┌────────

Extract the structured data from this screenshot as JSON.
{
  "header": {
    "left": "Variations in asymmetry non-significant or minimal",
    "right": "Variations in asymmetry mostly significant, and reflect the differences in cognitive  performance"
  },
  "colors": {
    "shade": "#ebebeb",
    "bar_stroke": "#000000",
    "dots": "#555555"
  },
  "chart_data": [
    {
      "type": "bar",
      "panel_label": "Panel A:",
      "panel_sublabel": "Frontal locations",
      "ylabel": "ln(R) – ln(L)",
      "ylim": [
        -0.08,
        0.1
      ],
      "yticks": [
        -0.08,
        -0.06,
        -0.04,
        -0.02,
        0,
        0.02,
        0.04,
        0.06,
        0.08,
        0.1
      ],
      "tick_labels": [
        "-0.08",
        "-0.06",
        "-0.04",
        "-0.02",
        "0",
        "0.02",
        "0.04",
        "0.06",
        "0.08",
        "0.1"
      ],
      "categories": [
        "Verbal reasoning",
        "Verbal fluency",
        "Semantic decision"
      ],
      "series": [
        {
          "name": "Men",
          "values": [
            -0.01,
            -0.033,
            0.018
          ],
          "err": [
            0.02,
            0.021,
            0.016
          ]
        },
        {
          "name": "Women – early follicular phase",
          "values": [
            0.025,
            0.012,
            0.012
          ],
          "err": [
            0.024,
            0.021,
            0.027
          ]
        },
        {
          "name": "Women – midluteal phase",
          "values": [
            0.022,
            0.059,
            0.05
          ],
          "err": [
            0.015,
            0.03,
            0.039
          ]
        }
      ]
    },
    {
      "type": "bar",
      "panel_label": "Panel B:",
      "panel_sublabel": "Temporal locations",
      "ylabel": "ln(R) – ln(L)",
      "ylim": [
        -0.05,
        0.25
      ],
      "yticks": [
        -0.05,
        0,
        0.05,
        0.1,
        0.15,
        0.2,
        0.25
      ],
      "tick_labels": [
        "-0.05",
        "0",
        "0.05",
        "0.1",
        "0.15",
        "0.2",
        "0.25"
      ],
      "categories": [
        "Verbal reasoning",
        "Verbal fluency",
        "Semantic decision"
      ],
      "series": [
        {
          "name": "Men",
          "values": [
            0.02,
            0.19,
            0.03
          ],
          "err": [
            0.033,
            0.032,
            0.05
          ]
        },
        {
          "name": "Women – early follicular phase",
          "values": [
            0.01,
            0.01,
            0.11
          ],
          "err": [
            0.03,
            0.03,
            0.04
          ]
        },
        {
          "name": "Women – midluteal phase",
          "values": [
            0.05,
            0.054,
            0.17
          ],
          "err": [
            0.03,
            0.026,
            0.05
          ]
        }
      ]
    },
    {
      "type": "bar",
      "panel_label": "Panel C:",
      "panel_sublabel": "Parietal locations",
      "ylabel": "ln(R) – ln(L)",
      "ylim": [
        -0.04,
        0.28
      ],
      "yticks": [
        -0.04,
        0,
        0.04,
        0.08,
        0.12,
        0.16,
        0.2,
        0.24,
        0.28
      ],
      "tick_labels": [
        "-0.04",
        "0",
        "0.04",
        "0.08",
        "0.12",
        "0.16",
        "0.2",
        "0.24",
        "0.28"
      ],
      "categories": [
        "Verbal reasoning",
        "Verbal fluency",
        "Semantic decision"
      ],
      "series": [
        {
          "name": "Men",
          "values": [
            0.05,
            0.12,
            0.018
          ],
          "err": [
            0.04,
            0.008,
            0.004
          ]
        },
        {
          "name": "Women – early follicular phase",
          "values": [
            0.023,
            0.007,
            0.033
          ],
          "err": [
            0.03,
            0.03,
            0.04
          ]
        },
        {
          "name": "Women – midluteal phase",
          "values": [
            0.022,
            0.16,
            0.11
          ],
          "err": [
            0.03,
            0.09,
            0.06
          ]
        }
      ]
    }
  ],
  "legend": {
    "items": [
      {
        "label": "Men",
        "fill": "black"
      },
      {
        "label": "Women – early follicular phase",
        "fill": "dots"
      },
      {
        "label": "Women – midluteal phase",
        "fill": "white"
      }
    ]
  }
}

└────────

EXERCISE OBJECTIVE » Make an exact copy of every line in the data.

SOLUTION TO THIS EXERCISE »
Extract the structured data from this screenshot as JSON.
{
  "header": {
    "left": "Variations in asymmetry non-significant or minimal",
    "right": "Variations in asymmetry mostly significant, and reflect the differences in cognitive  performance"
  },
  "colors": {
    "shade": "#ebebeb",
    "bar_stroke": "#000000",
    "dots": "#555555"
  },
  "chart_data": [
    {
      "type": "bar",
      "panel_label": "Panel A:",
      "panel_sublabel": "Frontal locations",
      "ylabel": "ln(R) – ln(L)",
      "ylim": [
        -0.08,
        0.1
      ],
      "yticks": [
        -0.08,
        -0.06,
        -0.04,
        -0.02,
        0,
        0.02,
        0.04,
        0.06,
        0.08,
        0.1
      ],
      "tick_labels": [
        "-0.08",
        "-0.06",
        "-0.04",
        "-0.02",
        "0",
        "0.02",
        "0.04",
        "0.06",
        "0.08",
        "0.1"
      ],
      "categories": [
        "Verbal reasoning",
        "Verbal fluency",
        "Semantic decision"
      ],
      "series": [
        {
          "name": "Men",
          "values": [
            -0.01,
            -0.033,
            0.018
          ],
          "err": [
            0.02,
            0.021,
            0.016
          ]
        },
        {
          "name": "Women – early follicular phase",
          "values": [
            0.025,
            0.012,
            0.012
          ],
          "err": [
            0.024,
            0.021,
            0.027
          ]
        },
        {
          "name": "Women – midluteal phase",
          "values": [
            0.022,
            0.059,
            0.05
          ],
          "err": [
            0.015,
            0.03,
            0.039
          ]
        }
      ]
    },
    {
      "type": "bar",
      "panel_label": "Panel B:",
      "panel_sublabel": "Temporal locations",
      "ylabel": "ln(R) – ln(L)",
      "ylim": [
        -0.05,
        0.25
      ],
      "yticks": [
        -0.05,
        0,
        0.05,
        0.1,
        0.15,
        0.2,
        0.25
      ],
      "tick_labels": [
        "-0.05",
        "0",
        "0.05",
        "0.1",
        "0.15",
        "0.2",
        "0.25"
      ],
      "categories": [
        "Verbal reasoning",
        "Verbal fluency",
        "Semantic decision"
      ],
      "series": [
        {
          "name": "Men",
          "values": [
            0.02,
            0.19,
            0.03
          ],
          "err": [
            0.033,
            0.032,
            0.05
          ]
        },
        {
          "name": "Women – early follicular phase",
          "values": [
            0.01,
            0.01,
            0.11
          ],
          "err": [
            0.03,
            0.03,
            0.04
          ]
        },
        {
          "name": "Women – midluteal phase",
          "values": [
            0.05,
            0.054,
            0.17
          ],
          "err": [
            0.03,
            0.026,
            0.05
          ]
        }
      ]
    },
    {
      "type": "bar",
      "panel_label": "Panel C:",
      "panel_sublabel": "Parietal locations",
      "ylabel": "ln(R) – ln(L)",
      "ylim": [
        -0.04,
        0.28
      ],
      "yticks": [
        -0.04,
        0,
        0.04,
        0.08,
        0.12,
        0.16,
        0.2,
        0.24,
        0.28
      ],
      "tick_labels": [
        "-0.04",
        "0",
        "0.04",
        "0.08",
        "0.12",
        "0.16",
        "0.2",
        "0.24",
        "0.28"
      ],
      "categories": [
        "Verbal reasoning",
        "Verbal fluency",
        "Semantic decision"
      ],
      "series": [
        {
          "name": "Men",
          "values": [
            0.05,
            0.12,
            0.018
          ],
          "err": [
            0.04,
            0.008,
            0.004
          ]
        },
        {
          "name": "Women – early follicular phase",
          "values": [
            0.023,
            0.007,
            0.033
          ],
          "err": [
            0.03,
            0.03,
            0.04
          ]
        },
        {
          "name": "Women – midluteal phase",
          "values": [
            0.022,
            0.16,
            0.11
          ],
          "err": [
            0.03,
            0.09,
            0.06
          ]
        }
      ]
    }
  ],
  "legend": {
    "items": [
      {
        "label": "Men",
        "fill": "black"
      },
      {
        "label": "Women – early follicular phase",
        "fill": "dots"
      },
      {
        "label": "Women – midluteal phase",
        "fill": "white"
      }
    ]
  }
}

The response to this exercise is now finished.